**EXERCISE REQUIREMENTS**
From the entries below, list each line with "Note".

**DATA ENTRIES**
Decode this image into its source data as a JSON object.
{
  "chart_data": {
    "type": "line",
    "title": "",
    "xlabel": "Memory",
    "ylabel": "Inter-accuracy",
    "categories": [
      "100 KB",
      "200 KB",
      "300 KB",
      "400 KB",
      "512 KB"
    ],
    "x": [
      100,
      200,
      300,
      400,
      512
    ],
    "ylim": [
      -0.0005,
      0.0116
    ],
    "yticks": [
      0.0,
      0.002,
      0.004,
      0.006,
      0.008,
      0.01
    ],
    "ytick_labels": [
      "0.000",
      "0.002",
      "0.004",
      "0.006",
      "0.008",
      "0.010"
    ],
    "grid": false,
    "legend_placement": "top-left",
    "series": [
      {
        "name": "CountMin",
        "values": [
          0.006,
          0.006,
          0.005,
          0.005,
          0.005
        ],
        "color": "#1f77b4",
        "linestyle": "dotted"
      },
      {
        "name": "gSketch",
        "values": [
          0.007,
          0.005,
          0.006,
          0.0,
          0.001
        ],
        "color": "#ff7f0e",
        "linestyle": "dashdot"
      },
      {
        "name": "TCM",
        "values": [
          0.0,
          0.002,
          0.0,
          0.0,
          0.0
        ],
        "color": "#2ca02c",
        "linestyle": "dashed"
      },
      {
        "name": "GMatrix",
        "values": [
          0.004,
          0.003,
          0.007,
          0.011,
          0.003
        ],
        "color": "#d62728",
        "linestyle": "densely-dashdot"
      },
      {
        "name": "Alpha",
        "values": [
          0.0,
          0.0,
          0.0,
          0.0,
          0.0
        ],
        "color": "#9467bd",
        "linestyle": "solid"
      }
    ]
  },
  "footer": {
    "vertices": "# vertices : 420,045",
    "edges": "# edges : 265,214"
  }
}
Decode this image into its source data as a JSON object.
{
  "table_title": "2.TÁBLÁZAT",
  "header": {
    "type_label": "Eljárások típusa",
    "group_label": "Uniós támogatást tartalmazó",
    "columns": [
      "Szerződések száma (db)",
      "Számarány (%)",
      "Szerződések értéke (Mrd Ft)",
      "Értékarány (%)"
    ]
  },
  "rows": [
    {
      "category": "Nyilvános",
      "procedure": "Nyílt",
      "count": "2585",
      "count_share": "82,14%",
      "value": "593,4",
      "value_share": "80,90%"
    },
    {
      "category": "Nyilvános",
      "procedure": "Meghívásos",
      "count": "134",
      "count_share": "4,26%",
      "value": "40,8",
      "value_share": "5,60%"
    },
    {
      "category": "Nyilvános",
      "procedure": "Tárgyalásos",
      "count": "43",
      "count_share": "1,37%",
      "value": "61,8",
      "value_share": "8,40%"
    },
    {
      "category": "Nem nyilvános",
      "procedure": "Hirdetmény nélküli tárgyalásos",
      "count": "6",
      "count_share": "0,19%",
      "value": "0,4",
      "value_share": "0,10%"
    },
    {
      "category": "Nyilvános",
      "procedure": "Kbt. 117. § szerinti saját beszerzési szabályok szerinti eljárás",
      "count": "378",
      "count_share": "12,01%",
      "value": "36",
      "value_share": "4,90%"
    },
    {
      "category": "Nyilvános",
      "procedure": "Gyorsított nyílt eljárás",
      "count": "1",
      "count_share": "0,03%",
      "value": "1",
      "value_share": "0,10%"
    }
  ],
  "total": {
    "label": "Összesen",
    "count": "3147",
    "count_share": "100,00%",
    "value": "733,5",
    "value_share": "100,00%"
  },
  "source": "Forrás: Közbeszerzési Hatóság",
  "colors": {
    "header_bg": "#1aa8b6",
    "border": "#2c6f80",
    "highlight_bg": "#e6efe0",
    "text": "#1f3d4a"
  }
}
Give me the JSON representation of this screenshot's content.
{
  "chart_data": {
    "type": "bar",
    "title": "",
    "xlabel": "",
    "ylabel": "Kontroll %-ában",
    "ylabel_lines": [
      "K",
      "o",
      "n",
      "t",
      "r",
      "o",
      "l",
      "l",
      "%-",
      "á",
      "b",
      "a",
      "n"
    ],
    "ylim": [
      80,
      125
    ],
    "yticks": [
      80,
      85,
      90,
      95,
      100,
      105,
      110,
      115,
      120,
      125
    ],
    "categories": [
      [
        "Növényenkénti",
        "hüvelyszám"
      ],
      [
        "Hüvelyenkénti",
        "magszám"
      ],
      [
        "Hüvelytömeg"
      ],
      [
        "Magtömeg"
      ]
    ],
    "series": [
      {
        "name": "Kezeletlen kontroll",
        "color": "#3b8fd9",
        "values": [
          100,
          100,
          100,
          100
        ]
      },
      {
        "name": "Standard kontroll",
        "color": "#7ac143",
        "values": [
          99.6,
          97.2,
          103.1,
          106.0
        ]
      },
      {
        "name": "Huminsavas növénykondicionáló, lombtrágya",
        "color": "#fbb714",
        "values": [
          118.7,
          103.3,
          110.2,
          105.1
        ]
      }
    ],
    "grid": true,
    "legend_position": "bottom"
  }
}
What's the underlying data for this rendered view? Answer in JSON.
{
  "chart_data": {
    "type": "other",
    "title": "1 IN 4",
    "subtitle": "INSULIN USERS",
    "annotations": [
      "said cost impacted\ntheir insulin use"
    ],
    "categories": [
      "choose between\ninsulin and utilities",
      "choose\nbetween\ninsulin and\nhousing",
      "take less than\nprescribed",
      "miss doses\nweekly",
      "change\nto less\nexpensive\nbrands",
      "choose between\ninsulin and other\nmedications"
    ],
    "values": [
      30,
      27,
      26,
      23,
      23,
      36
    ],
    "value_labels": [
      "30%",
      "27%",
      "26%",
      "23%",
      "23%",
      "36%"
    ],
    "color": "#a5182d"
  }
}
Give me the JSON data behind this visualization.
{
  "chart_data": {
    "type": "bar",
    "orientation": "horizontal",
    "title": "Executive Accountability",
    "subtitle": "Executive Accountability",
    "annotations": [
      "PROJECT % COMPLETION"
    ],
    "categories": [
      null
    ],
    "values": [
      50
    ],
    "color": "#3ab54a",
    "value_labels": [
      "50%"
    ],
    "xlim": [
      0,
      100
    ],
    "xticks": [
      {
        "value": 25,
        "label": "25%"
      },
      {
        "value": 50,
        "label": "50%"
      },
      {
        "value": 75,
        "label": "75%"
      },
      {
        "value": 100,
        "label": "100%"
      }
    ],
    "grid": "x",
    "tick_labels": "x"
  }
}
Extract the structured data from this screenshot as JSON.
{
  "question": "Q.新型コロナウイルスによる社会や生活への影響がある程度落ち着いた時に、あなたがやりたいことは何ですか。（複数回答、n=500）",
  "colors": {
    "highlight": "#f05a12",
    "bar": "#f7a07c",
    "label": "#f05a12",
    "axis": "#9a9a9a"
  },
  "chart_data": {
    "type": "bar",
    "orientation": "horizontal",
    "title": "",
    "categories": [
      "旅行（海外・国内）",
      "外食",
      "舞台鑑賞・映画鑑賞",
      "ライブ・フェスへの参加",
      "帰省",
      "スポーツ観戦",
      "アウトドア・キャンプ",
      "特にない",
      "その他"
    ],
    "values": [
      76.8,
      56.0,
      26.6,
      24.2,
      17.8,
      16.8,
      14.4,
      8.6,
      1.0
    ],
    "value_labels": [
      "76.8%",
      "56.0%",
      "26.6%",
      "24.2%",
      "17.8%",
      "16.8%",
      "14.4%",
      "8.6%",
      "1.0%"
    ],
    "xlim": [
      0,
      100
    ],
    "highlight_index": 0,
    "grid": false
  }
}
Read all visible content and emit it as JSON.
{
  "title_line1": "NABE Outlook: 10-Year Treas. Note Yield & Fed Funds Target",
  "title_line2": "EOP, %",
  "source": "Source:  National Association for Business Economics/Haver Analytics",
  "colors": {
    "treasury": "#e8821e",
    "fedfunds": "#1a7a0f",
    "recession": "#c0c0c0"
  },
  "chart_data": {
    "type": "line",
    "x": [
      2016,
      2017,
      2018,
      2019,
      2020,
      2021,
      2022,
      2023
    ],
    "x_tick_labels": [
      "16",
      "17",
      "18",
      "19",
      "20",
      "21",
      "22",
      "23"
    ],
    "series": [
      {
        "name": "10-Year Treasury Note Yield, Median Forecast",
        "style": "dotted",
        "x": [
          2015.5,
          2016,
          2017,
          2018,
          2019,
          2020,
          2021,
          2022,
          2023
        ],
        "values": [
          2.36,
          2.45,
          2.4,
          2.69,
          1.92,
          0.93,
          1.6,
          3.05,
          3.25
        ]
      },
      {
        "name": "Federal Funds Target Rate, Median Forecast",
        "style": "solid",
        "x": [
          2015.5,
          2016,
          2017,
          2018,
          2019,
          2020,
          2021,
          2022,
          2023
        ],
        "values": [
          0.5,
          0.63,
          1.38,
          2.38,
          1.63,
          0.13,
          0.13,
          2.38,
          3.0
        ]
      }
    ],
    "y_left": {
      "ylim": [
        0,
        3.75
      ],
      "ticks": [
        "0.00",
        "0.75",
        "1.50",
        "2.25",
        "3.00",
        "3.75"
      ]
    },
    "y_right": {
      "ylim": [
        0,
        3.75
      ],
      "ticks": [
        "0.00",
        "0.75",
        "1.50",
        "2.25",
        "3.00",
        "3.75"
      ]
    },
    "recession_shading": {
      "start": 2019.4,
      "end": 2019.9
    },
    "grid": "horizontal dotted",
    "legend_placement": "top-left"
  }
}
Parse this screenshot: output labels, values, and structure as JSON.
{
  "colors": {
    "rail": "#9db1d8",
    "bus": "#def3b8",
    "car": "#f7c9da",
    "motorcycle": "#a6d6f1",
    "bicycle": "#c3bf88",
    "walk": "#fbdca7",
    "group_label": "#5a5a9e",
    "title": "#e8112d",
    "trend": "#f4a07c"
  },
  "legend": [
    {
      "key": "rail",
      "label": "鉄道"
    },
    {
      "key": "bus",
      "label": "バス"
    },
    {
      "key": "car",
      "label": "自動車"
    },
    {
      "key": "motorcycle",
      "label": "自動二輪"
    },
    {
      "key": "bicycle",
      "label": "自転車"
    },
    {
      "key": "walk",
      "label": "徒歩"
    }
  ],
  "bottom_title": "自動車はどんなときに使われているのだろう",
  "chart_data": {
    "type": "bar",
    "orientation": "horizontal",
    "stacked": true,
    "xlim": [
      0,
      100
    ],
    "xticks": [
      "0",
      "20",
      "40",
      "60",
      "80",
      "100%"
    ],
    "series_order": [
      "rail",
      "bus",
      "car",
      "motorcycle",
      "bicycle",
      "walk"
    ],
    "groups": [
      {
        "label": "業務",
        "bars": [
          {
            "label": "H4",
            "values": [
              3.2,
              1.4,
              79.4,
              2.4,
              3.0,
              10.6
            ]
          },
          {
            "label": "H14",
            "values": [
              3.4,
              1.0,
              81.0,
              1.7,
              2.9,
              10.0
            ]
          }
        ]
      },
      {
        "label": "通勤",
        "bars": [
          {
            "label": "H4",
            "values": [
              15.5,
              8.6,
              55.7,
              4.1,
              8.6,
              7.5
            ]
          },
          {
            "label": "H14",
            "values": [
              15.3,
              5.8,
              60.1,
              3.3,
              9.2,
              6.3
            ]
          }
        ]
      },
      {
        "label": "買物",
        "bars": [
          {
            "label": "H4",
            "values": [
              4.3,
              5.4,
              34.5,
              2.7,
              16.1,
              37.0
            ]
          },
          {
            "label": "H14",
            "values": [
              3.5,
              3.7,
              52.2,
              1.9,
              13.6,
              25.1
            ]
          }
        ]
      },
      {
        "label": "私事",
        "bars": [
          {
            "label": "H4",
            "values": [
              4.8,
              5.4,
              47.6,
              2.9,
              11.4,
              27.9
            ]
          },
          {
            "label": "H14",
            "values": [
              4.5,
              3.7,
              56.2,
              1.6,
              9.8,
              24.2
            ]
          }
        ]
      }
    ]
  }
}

**ANSWER IN FULL**
  "title_line1": "NABE Outlook: 10-Year Treas. Note Yield & Fed Funds Target",
        "name": "10-Year Treasury Note Yield, Median Forecast",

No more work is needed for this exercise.